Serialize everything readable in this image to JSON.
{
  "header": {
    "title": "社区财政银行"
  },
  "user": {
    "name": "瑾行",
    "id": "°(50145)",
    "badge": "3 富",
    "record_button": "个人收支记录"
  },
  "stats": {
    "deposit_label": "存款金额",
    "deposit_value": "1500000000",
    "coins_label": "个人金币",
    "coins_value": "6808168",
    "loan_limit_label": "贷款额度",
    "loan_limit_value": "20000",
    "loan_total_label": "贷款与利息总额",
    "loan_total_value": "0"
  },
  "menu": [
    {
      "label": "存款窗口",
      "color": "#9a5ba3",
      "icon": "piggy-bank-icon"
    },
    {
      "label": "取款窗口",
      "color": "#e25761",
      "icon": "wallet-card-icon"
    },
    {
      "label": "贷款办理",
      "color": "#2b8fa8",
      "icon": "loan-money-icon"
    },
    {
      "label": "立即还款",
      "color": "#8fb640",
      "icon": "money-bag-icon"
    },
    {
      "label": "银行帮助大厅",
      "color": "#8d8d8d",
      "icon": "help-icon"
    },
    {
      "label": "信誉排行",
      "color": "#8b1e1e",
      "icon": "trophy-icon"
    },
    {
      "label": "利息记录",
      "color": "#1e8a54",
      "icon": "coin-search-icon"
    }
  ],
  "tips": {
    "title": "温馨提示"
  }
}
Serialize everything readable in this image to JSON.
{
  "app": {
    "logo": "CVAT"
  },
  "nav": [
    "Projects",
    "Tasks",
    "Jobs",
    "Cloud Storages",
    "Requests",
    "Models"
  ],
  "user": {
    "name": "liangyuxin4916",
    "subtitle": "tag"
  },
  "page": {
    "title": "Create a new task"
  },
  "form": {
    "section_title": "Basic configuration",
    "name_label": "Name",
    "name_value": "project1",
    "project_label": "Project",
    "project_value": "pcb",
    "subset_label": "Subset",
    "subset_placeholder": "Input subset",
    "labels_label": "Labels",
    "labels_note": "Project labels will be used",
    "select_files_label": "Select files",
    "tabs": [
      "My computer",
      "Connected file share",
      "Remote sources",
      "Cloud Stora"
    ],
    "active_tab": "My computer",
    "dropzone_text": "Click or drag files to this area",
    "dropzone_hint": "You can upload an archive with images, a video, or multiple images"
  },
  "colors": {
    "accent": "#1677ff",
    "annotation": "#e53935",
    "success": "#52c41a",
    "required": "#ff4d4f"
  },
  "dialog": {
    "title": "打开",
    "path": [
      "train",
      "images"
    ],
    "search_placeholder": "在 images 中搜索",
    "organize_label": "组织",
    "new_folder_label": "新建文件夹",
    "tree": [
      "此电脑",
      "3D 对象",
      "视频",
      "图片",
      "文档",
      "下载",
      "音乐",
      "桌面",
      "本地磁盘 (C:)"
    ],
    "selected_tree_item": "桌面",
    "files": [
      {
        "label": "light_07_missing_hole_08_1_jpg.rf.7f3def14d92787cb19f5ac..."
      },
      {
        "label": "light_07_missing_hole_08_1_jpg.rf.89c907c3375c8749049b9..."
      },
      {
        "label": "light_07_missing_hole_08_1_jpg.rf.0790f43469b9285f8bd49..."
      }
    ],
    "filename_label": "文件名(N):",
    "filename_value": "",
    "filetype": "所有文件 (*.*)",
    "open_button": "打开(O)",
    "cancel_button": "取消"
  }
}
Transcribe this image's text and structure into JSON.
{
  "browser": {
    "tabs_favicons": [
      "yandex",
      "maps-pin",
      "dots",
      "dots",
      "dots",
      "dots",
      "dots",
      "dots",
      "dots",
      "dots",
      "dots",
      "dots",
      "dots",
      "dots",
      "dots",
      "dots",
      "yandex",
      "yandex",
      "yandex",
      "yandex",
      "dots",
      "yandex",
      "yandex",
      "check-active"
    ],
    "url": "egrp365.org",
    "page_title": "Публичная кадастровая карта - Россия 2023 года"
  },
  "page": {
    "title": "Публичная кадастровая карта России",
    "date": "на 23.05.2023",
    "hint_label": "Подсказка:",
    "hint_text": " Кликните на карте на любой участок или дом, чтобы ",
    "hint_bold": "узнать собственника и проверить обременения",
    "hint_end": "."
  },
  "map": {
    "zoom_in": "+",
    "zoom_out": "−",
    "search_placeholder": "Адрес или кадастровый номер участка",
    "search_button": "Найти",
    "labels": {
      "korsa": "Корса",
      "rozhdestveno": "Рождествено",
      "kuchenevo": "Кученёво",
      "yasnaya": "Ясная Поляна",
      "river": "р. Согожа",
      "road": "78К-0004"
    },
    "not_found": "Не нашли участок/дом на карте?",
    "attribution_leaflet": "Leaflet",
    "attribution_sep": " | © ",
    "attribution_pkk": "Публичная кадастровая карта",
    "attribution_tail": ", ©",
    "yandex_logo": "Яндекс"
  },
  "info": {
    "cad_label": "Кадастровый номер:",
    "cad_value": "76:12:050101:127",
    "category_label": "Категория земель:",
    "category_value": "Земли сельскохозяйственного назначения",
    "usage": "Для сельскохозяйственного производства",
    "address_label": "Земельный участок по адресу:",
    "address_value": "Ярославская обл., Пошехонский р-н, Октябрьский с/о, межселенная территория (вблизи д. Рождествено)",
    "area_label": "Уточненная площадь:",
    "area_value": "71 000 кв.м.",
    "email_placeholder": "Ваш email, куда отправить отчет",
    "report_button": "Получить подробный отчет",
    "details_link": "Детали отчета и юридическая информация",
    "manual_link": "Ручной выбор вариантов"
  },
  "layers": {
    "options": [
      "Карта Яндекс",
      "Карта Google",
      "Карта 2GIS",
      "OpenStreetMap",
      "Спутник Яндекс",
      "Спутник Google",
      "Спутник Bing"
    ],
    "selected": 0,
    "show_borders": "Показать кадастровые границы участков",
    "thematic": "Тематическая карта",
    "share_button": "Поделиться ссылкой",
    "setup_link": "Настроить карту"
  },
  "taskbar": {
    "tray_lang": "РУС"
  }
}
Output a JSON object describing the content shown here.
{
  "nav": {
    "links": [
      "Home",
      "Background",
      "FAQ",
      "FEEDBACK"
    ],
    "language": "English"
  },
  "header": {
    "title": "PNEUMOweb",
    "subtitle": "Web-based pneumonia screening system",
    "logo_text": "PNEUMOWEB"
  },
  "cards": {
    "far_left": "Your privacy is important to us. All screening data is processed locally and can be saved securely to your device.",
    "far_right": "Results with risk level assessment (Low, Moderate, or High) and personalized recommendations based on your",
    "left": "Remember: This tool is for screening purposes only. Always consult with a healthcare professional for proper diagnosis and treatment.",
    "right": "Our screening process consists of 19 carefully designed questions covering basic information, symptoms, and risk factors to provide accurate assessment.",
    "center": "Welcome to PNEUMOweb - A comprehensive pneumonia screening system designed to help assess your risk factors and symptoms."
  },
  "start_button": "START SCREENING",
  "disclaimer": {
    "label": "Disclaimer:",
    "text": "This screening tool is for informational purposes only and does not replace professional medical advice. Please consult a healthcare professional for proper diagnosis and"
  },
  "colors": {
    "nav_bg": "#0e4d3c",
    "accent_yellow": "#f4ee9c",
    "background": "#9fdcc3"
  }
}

◇ ◇ ◇ ◇

WRITTEN INSTRUCTION:
Among the lines of the data, identify those with the word "Спутник". Copy each of them.

RESULT OF THIS TASK:
      "Спутник Яндекс",
      "Спутник Google",
      "Спутник Bing"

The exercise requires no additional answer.